[Structured figure records]
• • • • • • •

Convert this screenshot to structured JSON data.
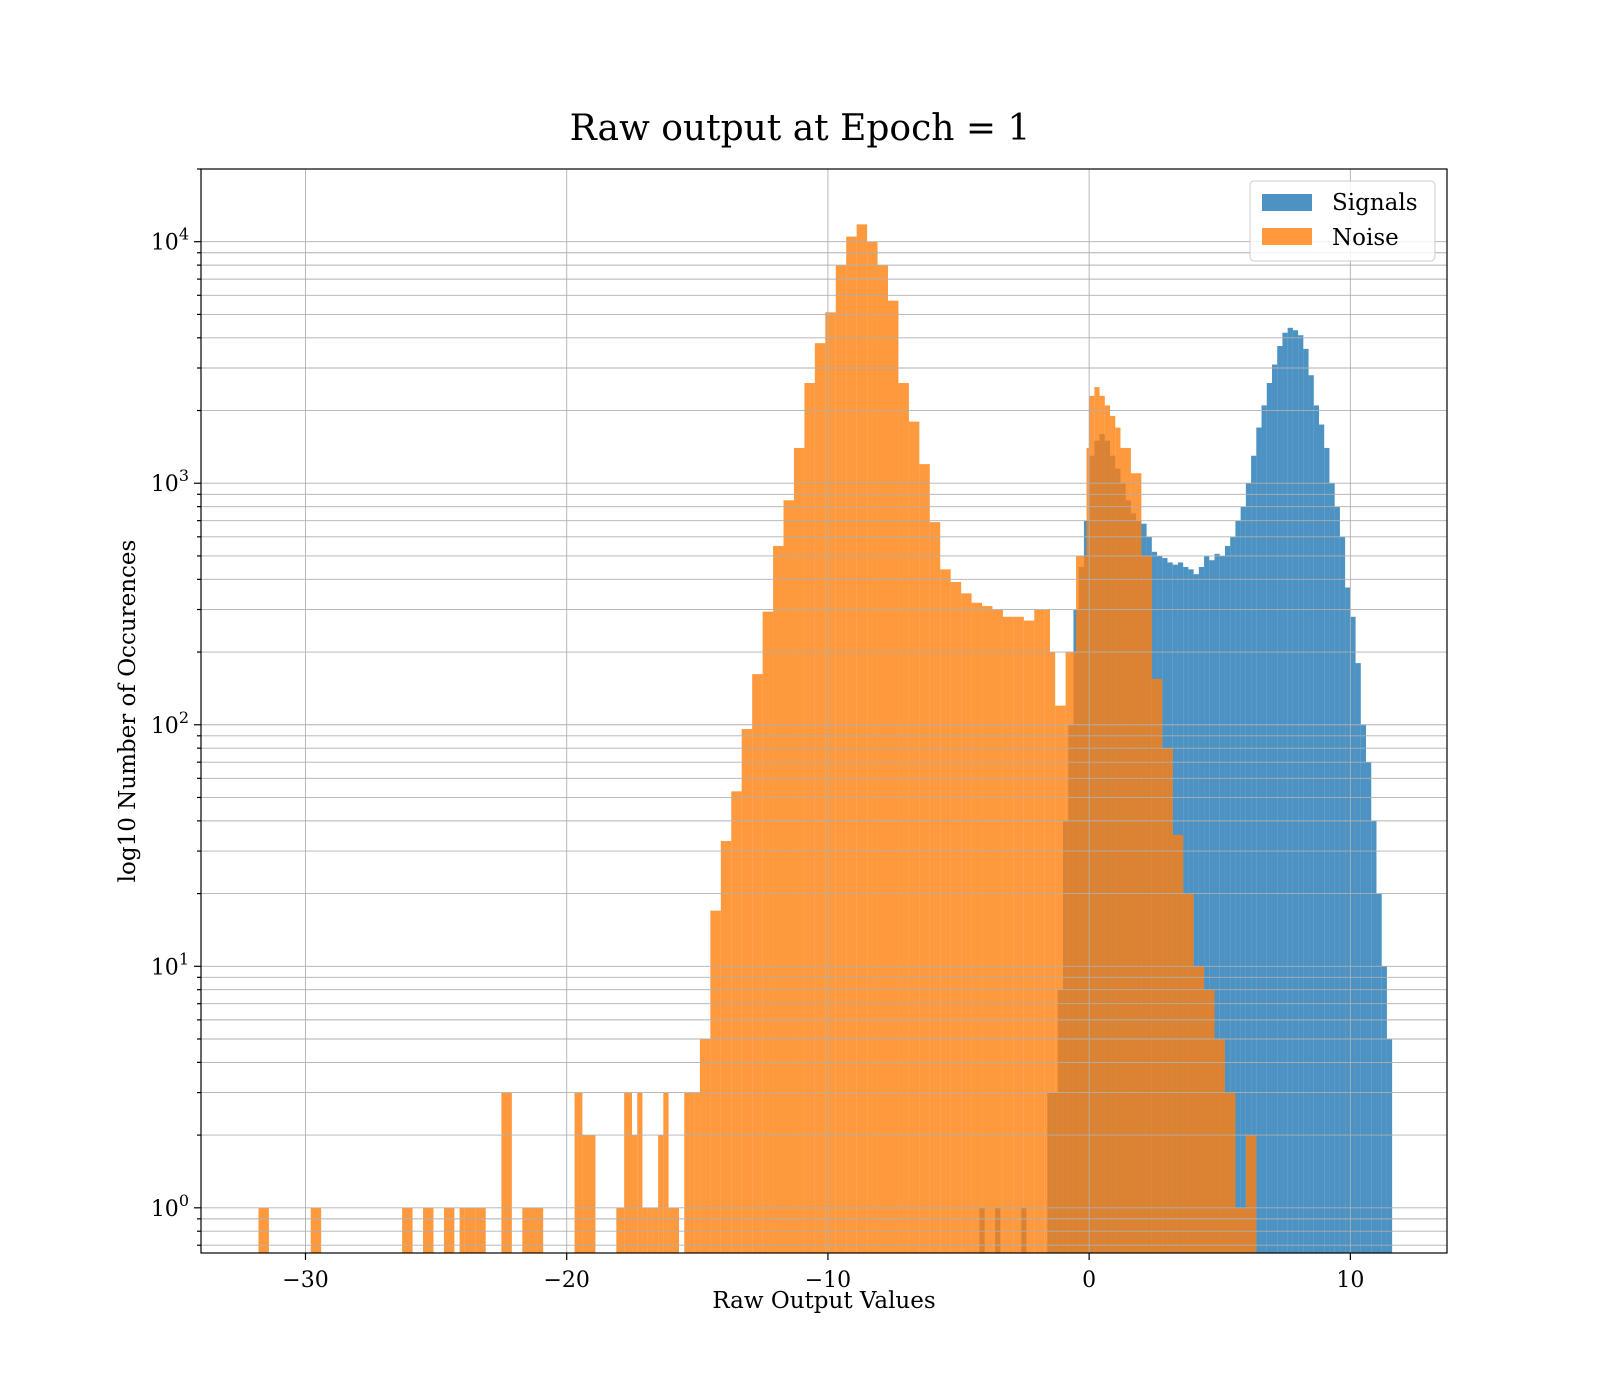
{
  "chart_data": {
    "type": "bar",
    "title": "Raw output at Epoch = 1",
    "xlabel": "Raw Output Values",
    "ylabel": "log10 Number of Occurences",
    "xlim": [
      -34,
      13.7
    ],
    "ylim": [
      0.65,
      20000
    ],
    "yscale": "log",
    "grid": true,
    "legend_position": "top-right",
    "x_ticks": [
      -30,
      -20,
      -10,
      0,
      10
    ],
    "x_tick_labels": [
      "−30",
      "−20",
      "−10",
      "0",
      "10"
    ],
    "y_ticks": [
      1,
      10,
      100,
      1000,
      10000
    ],
    "y_tick_base": "10",
    "y_tick_exponents": [
      "0",
      "1",
      "2",
      "3",
      "4"
    ],
    "legend": {
      "signals": "Signals",
      "noise": "Noise"
    },
    "colors": {
      "signals": "#1f77b4",
      "noise": "#ff7f0e"
    },
    "series": [
      {
        "name": "Signals",
        "color": "#1f77b4",
        "alpha": 0.8,
        "bin_edges": [
          -4.2,
          -4.0,
          -3.6,
          -3.4,
          -2.6,
          -2.4,
          -1.6,
          -1.4,
          -1.2,
          -1.0,
          -0.8,
          -0.6,
          -0.4,
          -0.2,
          0.0,
          0.2,
          0.4,
          0.6,
          0.8,
          1.0,
          1.2,
          1.4,
          1.6,
          1.8,
          2.0,
          2.2,
          2.4,
          2.6,
          2.8,
          3.0,
          3.2,
          3.4,
          3.6,
          3.8,
          4.0,
          4.2,
          4.4,
          4.6,
          4.8,
          5.0,
          5.2,
          5.4,
          5.6,
          5.8,
          6.0,
          6.2,
          6.4,
          6.6,
          6.8,
          7.0,
          7.2,
          7.4,
          7.6,
          7.8,
          8.0,
          8.2,
          8.4,
          8.6,
          8.8,
          9.0,
          9.2,
          9.4,
          9.6,
          9.8,
          10.0,
          10.2,
          10.4,
          10.6,
          10.8,
          11.0,
          11.2,
          11.4,
          11.6
        ],
        "counts": [
          1,
          0,
          1,
          0,
          1,
          0,
          3,
          3,
          8,
          40,
          100,
          300,
          450,
          700,
          1300,
          1500,
          1600,
          1500,
          1300,
          1150,
          1000,
          850,
          750,
          700,
          680,
          600,
          520,
          500,
          490,
          470,
          460,
          470,
          450,
          440,
          420,
          450,
          500,
          480,
          510,
          500,
          550,
          600,
          700,
          800,
          1000,
          1300,
          1700,
          2100,
          2600,
          3100,
          3700,
          4200,
          4400,
          4300,
          4100,
          3600,
          2800,
          2100,
          1750,
          1400,
          1000,
          800,
          600,
          370,
          280,
          180,
          100,
          70,
          40,
          20,
          10,
          5
        ]
      },
      {
        "name": "Noise",
        "color": "#ff7f0e",
        "alpha": 0.8,
        "bin_edges": [
          -31.8,
          -31.4,
          -29.8,
          -29.4,
          -26.3,
          -25.9,
          -25.5,
          -25.1,
          -24.7,
          -24.3,
          -24.1,
          -23.9,
          -23.5,
          -23.1,
          -22.9,
          -22.5,
          -22.1,
          -21.9,
          -21.7,
          -21.1,
          -20.9,
          -19.7,
          -19.4,
          -19.3,
          -18.9,
          -18.1,
          -17.8,
          -17.5,
          -17.3,
          -17.1,
          -16.9,
          -16.7,
          -16.5,
          -16.3,
          -16.1,
          -15.7,
          -15.5,
          -15.1,
          -14.9,
          -14.5,
          -14.1,
          -13.7,
          -13.3,
          -12.9,
          -12.5,
          -12.1,
          -11.7,
          -11.3,
          -10.9,
          -10.5,
          -10.1,
          -9.7,
          -9.3,
          -8.9,
          -8.5,
          -8.1,
          -7.7,
          -7.3,
          -6.9,
          -6.5,
          -6.1,
          -5.7,
          -5.3,
          -4.9,
          -4.5,
          -4.1,
          -3.7,
          -3.3,
          -2.9,
          -2.5,
          -2.1,
          -1.7,
          -1.5,
          -1.3,
          -0.9,
          -0.5,
          -0.1,
          0.0,
          0.2,
          0.4,
          0.6,
          0.8,
          1.0,
          1.2,
          1.6,
          2.0,
          2.4,
          2.8,
          3.2,
          3.6,
          4.0,
          4.4,
          4.8,
          5.2,
          5.6,
          6.0,
          6.4,
          6.8,
          7.2,
          7.6
        ],
        "counts": [
          1,
          0,
          1,
          0,
          1,
          0,
          1,
          0,
          1,
          0,
          1,
          1,
          1,
          0,
          0,
          3,
          0,
          0,
          1,
          1,
          0,
          3,
          2,
          2,
          0,
          1,
          3,
          2,
          3,
          1,
          1,
          1,
          2,
          3,
          1,
          0,
          3,
          3,
          5,
          17,
          33,
          53,
          96,
          162,
          294,
          550,
          850,
          1400,
          2600,
          3800,
          5100,
          8000,
          10500,
          11800,
          10000,
          8000,
          5700,
          2600,
          1800,
          1200,
          690,
          440,
          390,
          350,
          320,
          310,
          300,
          280,
          280,
          270,
          300,
          300,
          200,
          120,
          200,
          500,
          1400,
          2300,
          2500,
          2300,
          2100,
          1900,
          1700,
          1400,
          1100,
          500,
          155,
          80,
          35,
          20,
          10,
          8,
          5,
          3,
          1,
          2,
          0,
          0,
          0
        ]
      }
    ]
  }
}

• • • • • • •

** TASK REQUIREMENTS **
Leave the pictures out and reproduce all of the records exactly.

** PROBLEM SOLUTION **
Convert this screenshot to structured JSON data.
{
  "chart_data": {
    "type": "bar",
    "title": "Raw output at Epoch = 1",
    "xlabel": "Raw Output Values",
    "ylabel": "log10 Number of Occurences",
    "xlim": [
      -34,
      13.7
    ],
    "ylim": [
      0.65,
      20000
    ],
    "yscale": "log",
    "grid": true,
    "legend_position": "top-right",
    "x_ticks": [
      -30,
      -20,
      -10,
      0,
      10
    ],
    "x_tick_labels": [
      "−30",
      "−20",
      "−10",
      "0",
      "10"
    ],
    "y_ticks": [
      1,
      10,
      100,
      1000,
      10000
    ],
    "y_tick_base": "10",
    "y_tick_exponents": [
      "0",
      "1",
      "2",
      "3",
      "4"
    ],
    "legend": {
      "signals": "Signals",
      "noise": "Noise"
    },
    "colors": {
      "signals": "#1f77b4",
      "noise": "#ff7f0e"
    },
    "series": [
      {
        "name": "Signals",
        "color": "#1f77b4",
        "alpha": 0.8,
        "bin_edges": [
          -4.2,
          -4.0,
          -3.6,
          -3.4,
          -2.6,
          -2.4,
          -1.6,
          -1.4,
          -1.2,
          -1.0,
          -0.8,
          -0.6,
          -0.4,
          -0.2,
          0.0,
          0.2,
          0.4,
          0.6,
          0.8,
          1.0,
          1.2,
          1.4,
          1.6,
          1.8,
          2.0,
          2.2,
          2.4,
          2.6,
          2.8,
          3.0,
          3.2,
          3.4,
          3.6,
          3.8,
          4.0,
          4.2,
          4.4,
          4.6,
          4.8,
          5.0,
          5.2,
          5.4,
          5.6,
          5.8,
          6.0,
          6.2,
          6.4,
          6.6,
          6.8,
          7.0,
          7.2,
          7.4,
          7.6,
          7.8,
          8.0,
          8.2,
          8.4,
          8.6,
          8.8,
          9.0,
          9.2,
          9.4,
          9.6,
          9.8,
          10.0,
          10.2,
          10.4,
          10.6,
          10.8,
          11.0,
          11.2,
          11.4,
          11.6
        ],
        "counts": [
          1,
          0,
          1,
          0,
          1,
          0,
          3,
          3,
          8,
          40,
          100,
          300,
          450,
          700,
          1300,
          1500,
          1600,
          1500,
          1300,
          1150,
          1000,
          850,
          750,
          700,
          680,
          600,
          520,
          500,
          490,
          470,
          460,
          470,
          450,
          440,
          420,
          450,
          500,
          480,
          510,
          500,
          550,
          600,
          700,
          800,
          1000,
          1300,
          1700,
          2100,
          2600,
          3100,
          3700,
          4200,
          4400,
          4300,
          4100,
          3600,
          2800,
          2100,
          1750,
          1400,
          1000,
          800,
          600,
          370,
          280,
          180,
          100,
          70,
          40,
          20,
          10,
          5
        ]
      },
      {
        "name": "Noise",
        "color": "#ff7f0e",
        "alpha": 0.8,
        "bin_edges": [
          -31.8,
          -31.4,
          -29.8,
          -29.4,
          -26.3,
          -25.9,
          -25.5,
          -25.1,
          -24.7,
          -24.3,
          -24.1,
          -23.9,
          -23.5,
          -23.1,
          -22.9,
          -22.5,
          -22.1,
          -21.9,
          -21.7,
          -21.1,
          -20.9,
          -19.7,
          -19.4,
          -19.3,
          -18.9,
          -18.1,
          -17.8,
          -17.5,
          -17.3,
          -17.1,
          -16.9,
          -16.7,
          -16.5,
          -16.3,
          -16.1,
          -15.7,
          -15.5,
          -15.1,
          -14.9,
          -14.5,
          -14.1,
          -13.7,
          -13.3,
          -12.9,
          -12.5,
          -12.1,
          -11.7,
          -11.3,
          -10.9,
          -10.5,
          -10.1,
          -9.7,
          -9.3,
          -8.9,
          -8.5,
          -8.1,
          -7.7,
          -7.3,
          -6.9,
          -6.5,
          -6.1,
          -5.7,
          -5.3,
          -4.9,
          -4.5,
          -4.1,
          -3.7,
          -3.3,
          -2.9,
          -2.5,
          -2.1,
          -1.7,
          -1.5,
          -1.3,
          -0.9,
          -0.5,
          -0.1,
          0.0,
          0.2,
          0.4,
          0.6,
          0.8,
          1.0,
          1.2,
          1.6,
          2.0,
          2.4,
          2.8,
          3.2,
          3.6,
          4.0,
          4.4,
          4.8,
          5.2,
          5.6,
          6.0,
          6.4,
          6.8,
          7.2,
          7.6
        ],
        "counts": [
          1,
          0,
          1,
          0,
          1,
          0,
          1,
          0,
          1,
          0,
          1,
          1,
          1,
          0,
          0,
          3,
          0,
          0,
          1,
          1,
          0,
          3,
          2,
          2,
          0,
          1,
          3,
          2,
          3,
          1,
          1,
          1,
          2,
          3,
          1,
          0,
          3,
          3,
          5,
          17,
          33,
          53,
          96,
          162,
          294,
          550,
          850,
          1400,
          2600,
          3800,
          5100,
          8000,
          10500,
          11800,
          10000,
          8000,
          5700,
          2600,
          1800,
          1200,
          690,
          440,
          390,
          350,
          320,
          310,
          300,
          280,
          280,
          270,
          300,
          300,
          200,
          120,
          200,
          500,
          1400,
          2300,
          2500,
          2300,
          2100,
          1900,
          1700,
          1400,
          1100,
          500,
          155,
          80,
          35,
          20,
          10,
          8,
          5,
          3,
          1,
          2,
          0,
          0,
          0
        ]
      }
    ]
  }
}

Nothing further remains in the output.